■ Set exercise: Scan the data below. Pull out each line where "management" occurs.

#### Given records ####

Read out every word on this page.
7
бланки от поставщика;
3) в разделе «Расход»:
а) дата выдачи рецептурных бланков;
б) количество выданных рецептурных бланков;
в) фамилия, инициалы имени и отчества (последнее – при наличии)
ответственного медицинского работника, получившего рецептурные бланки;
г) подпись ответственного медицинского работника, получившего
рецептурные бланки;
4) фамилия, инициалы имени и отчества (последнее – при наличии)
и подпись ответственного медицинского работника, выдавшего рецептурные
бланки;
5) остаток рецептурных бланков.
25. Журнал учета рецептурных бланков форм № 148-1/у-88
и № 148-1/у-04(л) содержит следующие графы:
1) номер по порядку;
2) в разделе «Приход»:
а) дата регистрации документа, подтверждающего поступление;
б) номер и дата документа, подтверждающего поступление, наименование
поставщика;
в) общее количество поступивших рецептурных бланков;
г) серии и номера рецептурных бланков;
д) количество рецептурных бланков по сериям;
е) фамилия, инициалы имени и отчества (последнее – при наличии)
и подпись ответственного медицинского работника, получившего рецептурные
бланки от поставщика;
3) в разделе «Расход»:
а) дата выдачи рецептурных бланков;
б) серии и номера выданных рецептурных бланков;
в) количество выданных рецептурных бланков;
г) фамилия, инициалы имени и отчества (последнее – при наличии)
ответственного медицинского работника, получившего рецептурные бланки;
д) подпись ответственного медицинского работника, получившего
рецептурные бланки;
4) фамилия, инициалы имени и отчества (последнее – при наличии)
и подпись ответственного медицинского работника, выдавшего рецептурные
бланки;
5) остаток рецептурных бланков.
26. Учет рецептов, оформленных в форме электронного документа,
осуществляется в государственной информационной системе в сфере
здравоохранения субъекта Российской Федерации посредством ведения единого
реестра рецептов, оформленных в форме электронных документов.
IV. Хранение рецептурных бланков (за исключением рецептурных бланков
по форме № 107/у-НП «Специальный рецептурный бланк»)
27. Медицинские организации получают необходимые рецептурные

####
#### Given records ####

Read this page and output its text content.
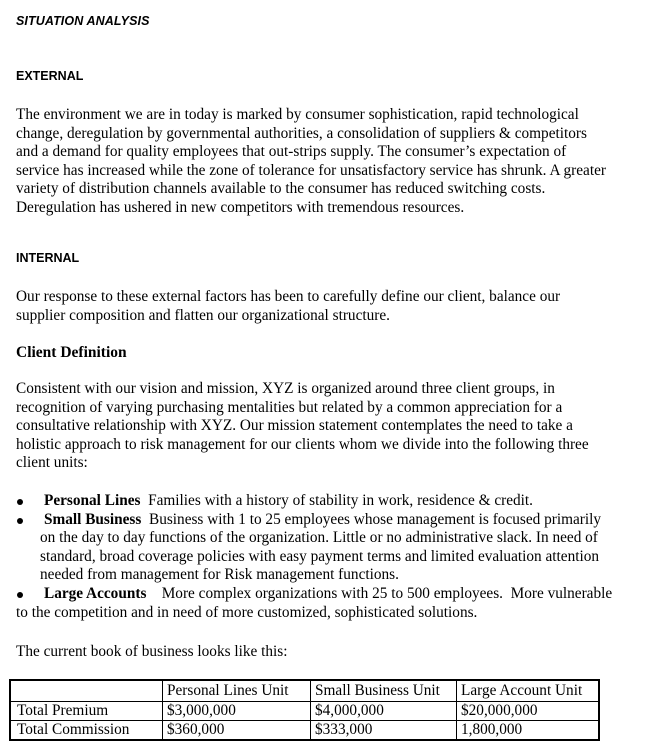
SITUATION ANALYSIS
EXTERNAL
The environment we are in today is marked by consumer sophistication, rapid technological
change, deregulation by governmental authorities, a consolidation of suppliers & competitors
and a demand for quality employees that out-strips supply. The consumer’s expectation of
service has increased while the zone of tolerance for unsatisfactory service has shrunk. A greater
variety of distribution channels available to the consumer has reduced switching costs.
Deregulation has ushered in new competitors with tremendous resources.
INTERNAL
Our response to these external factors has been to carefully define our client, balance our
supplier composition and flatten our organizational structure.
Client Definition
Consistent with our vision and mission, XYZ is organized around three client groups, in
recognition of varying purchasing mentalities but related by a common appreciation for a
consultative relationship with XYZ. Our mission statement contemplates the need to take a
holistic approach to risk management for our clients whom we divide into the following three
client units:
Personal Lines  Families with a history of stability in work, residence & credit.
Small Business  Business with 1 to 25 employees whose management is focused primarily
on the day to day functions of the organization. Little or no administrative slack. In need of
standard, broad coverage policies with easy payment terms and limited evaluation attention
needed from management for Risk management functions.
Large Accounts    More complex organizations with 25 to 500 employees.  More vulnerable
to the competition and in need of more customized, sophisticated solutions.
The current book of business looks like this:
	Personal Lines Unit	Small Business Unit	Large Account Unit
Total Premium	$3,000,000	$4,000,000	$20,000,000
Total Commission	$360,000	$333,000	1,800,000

####

■ Completed exercise:
holistic approach to risk management for our clients whom we divide into the following three
Small Business  Business with 1 to 25 employees whose management is focused primarily
needed from management for Risk management functions.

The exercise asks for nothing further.